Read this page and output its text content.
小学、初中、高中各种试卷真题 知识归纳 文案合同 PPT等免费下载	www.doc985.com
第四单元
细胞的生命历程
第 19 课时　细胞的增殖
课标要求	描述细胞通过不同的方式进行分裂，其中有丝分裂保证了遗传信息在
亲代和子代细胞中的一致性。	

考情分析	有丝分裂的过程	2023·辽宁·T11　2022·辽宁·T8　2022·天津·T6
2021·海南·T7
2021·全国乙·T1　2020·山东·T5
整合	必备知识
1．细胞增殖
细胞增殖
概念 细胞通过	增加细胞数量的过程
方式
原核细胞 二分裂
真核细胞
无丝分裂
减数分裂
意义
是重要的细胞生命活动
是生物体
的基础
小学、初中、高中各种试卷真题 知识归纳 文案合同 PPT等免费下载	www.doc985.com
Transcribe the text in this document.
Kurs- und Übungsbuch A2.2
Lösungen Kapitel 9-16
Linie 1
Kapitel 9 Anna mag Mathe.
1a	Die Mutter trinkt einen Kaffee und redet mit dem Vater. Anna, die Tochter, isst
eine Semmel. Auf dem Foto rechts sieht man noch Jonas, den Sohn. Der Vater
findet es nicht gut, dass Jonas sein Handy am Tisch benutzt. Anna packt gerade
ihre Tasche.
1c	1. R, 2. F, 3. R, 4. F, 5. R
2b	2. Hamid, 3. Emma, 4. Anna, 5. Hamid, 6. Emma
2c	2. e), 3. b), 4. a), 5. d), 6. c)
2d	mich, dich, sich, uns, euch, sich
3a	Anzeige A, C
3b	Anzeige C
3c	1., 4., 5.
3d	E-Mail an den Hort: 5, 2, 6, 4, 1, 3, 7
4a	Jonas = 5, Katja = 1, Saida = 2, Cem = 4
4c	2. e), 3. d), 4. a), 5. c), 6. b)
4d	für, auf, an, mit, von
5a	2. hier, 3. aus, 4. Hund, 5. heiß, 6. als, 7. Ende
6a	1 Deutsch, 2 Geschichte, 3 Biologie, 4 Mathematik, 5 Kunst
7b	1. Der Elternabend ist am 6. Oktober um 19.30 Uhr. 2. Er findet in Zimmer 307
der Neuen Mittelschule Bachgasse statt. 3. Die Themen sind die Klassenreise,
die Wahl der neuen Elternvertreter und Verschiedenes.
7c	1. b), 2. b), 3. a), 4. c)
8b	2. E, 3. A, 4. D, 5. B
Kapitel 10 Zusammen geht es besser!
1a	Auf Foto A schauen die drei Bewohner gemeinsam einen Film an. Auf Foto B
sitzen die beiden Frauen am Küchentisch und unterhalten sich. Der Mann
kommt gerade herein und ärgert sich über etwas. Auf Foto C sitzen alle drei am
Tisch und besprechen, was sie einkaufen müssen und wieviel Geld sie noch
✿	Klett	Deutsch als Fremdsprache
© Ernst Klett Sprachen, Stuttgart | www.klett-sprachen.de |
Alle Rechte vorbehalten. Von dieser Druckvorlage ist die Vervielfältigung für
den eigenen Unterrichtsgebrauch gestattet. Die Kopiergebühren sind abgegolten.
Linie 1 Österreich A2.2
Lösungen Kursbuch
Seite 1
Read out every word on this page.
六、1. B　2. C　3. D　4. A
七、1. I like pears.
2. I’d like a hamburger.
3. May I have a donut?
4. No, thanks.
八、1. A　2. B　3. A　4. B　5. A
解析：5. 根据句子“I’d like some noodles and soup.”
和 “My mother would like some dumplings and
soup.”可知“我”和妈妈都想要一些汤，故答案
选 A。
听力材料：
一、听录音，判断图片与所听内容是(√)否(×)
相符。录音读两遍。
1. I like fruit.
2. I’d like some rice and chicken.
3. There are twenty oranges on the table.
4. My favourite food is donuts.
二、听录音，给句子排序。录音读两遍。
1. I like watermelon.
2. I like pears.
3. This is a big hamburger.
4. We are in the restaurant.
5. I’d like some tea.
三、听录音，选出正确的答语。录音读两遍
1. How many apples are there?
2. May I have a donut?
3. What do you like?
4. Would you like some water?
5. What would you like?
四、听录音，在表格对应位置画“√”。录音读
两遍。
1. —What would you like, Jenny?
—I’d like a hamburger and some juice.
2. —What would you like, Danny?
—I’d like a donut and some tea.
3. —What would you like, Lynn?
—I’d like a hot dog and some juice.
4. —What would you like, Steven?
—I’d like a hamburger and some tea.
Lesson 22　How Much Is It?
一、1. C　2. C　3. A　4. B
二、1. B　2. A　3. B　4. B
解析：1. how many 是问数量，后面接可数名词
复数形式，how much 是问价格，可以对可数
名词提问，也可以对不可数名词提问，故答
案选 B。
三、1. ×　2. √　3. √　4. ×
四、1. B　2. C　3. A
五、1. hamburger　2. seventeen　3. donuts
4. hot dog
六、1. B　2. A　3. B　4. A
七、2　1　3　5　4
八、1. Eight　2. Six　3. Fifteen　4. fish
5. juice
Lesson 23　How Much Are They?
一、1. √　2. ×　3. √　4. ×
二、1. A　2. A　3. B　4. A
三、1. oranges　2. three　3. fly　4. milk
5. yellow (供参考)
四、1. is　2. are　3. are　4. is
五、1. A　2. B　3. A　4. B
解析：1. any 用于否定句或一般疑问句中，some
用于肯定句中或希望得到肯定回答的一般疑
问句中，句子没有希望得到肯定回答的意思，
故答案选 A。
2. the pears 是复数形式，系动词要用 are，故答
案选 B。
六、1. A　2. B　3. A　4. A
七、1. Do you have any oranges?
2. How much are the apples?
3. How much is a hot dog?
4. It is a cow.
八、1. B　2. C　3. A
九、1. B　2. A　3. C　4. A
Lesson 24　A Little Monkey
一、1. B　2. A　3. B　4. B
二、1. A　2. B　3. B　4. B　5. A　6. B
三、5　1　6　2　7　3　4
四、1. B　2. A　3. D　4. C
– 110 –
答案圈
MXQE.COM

**WHAT IS EXPECTED**
All of the lines above need to be given again exactly.

**OUTPUT FOR THIS EXERCISE**
Read this page and output its text content.
小学、初中、高中各种试卷真题 知识归纳 文案合同 PPT等免费下载	www.doc985.com
第四单元
细胞的生命历程
第 19 课时　细胞的增殖
课标要求	描述细胞通过不同的方式进行分裂，其中有丝分裂保证了遗传信息在
亲代和子代细胞中的一致性。	

考情分析	有丝分裂的过程	2023·辽宁·T11　2022·辽宁·T8　2022·天津·T6
2021·海南·T7
2021·全国乙·T1　2020·山东·T5
整合	必备知识
1．细胞增殖
细胞增殖
概念 细胞通过	增加细胞数量的过程
方式
原核细胞 二分裂
真核细胞
无丝分裂
减数分裂
意义
是重要的细胞生命活动
是生物体
的基础
小学、初中、高中各种试卷真题 知识归纳 文案合同 PPT等免费下载	www.doc985.com
Transcribe the text in this document.
Kurs- und Übungsbuch A2.2
Lösungen Kapitel 9-16
Linie 1
Kapitel 9 Anna mag Mathe.
1a	Die Mutter trinkt einen Kaffee und redet mit dem Vater. Anna, die Tochter, isst
eine Semmel. Auf dem Foto rechts sieht man noch Jonas, den Sohn. Der Vater
findet es nicht gut, dass Jonas sein Handy am Tisch benutzt. Anna packt gerade
ihre Tasche.
1c	1. R, 2. F, 3. R, 4. F, 5. R
2b	2. Hamid, 3. Emma, 4. Anna, 5. Hamid, 6. Emma
2c	2. e), 3. b), 4. a), 5. d), 6. c)
2d	mich, dich, sich, uns, euch, sich
3a	Anzeige A, C
3b	Anzeige C
3c	1., 4., 5.
3d	E-Mail an den Hort: 5, 2, 6, 4, 1, 3, 7
4a	Jonas = 5, Katja = 1, Saida = 2, Cem = 4
4c	2. e), 3. d), 4. a), 5. c), 6. b)
4d	für, auf, an, mit, von
5a	2. hier, 3. aus, 4. Hund, 5. heiß, 6. als, 7. Ende
6a	1 Deutsch, 2 Geschichte, 3 Biologie, 4 Mathematik, 5 Kunst
7b	1. Der Elternabend ist am 6. Oktober um 19.30 Uhr. 2. Er findet in Zimmer 307
der Neuen Mittelschule Bachgasse statt. 3. Die Themen sind die Klassenreise,
die Wahl der neuen Elternvertreter und Verschiedenes.
7c	1. b), 2. b), 3. a), 4. c)
8b	2. E, 3. A, 4. D, 5. B
Kapitel 10 Zusammen geht es besser!
1a	Auf Foto A schauen die drei Bewohner gemeinsam einen Film an. Auf Foto B
sitzen die beiden Frauen am Küchentisch und unterhalten sich. Der Mann
kommt gerade herein und ärgert sich über etwas. Auf Foto C sitzen alle drei am
Tisch und besprechen, was sie einkaufen müssen und wieviel Geld sie noch
✿	Klett	Deutsch als Fremdsprache
© Ernst Klett Sprachen, Stuttgart | www.klett-sprachen.de |
Alle Rechte vorbehalten. Von dieser Druckvorlage ist die Vervielfältigung für
den eigenen Unterrichtsgebrauch gestattet. Die Kopiergebühren sind abgegolten.
Linie 1 Österreich A2.2
Lösungen Kursbuch
Seite 1
Read out every word on this page.
六、1. B　2. C　3. D　4. A
七、1. I like pears.
2. I’d like a hamburger.
3. May I have a donut?
4. No, thanks.
八、1. A　2. B　3. A　4. B　5. A
解析：5. 根据句子“I’d like some noodles and soup.”
和 “My mother would like some dumplings and
soup.”可知“我”和妈妈都想要一些汤，故答案
选 A。
听力材料：
一、听录音，判断图片与所听内容是(√)否(×)
相符。录音读两遍。
1. I like fruit.
2. I’d like some rice and chicken.
3. There are twenty oranges on the table.
4. My favourite food is donuts.
二、听录音，给句子排序。录音读两遍。
1. I like watermelon.
2. I like pears.
3. This is a big hamburger.
4. We are in the restaurant.
5. I’d like some tea.
三、听录音，选出正确的答语。录音读两遍
1. How many apples are there?
2. May I have a donut?
3. What do you like?
4. Would you like some water?
5. What would you like?
四、听录音，在表格对应位置画“√”。录音读
两遍。
1. —What would you like, Jenny?
—I’d like a hamburger and some juice.
2. —What would you like, Danny?
—I’d like a donut and some tea.
3. —What would you like, Lynn?
—I’d like a hot dog and some juice.
4. —What would you like, Steven?
—I’d like a hamburger and some tea.
Lesson 22　How Much Is It?
一、1. C　2. C　3. A　4. B
二、1. B　2. A　3. B　4. B
解析：1. how many 是问数量，后面接可数名词
复数形式，how much 是问价格，可以对可数
名词提问，也可以对不可数名词提问，故答
案选 B。
三、1. ×　2. √　3. √　4. ×
四、1. B　2. C　3. A
五、1. hamburger　2. seventeen　3. donuts
4. hot dog
六、1. B　2. A　3. B　4. A
七、2　1　3　5　4
八、1. Eight　2. Six　3. Fifteen　4. fish
5. juice
Lesson 23　How Much Are They?
一、1. √　2. ×　3. √　4. ×
二、1. A　2. A　3. B　4. A
三、1. oranges　2. three　3. fly　4. milk
5. yellow (供参考)
四、1. is　2. are　3. are　4. is
五、1. A　2. B　3. A　4. B
解析：1. any 用于否定句或一般疑问句中，some
用于肯定句中或希望得到肯定回答的一般疑
问句中，句子没有希望得到肯定回答的意思，
故答案选 A。
2. the pears 是复数形式，系动词要用 are，故答
案选 B。
六、1. A　2. B　3. A　4. A
七、1. Do you have any oranges?
2. How much are the apples?
3. How much is a hot dog?
4. It is a cow.
八、1. B　2. C　3. A
九、1. B　2. A　3. C　4. A
Lesson 24　A Little Monkey
一、1. B　2. A　3. B　4. B
二、1. A　2. B　3. B　4. B　5. A　6. B
三、5　1　6　2　7　3　4
四、1. B　2. A　3. D　4. C
– 110 –
答案圈
MXQE.COM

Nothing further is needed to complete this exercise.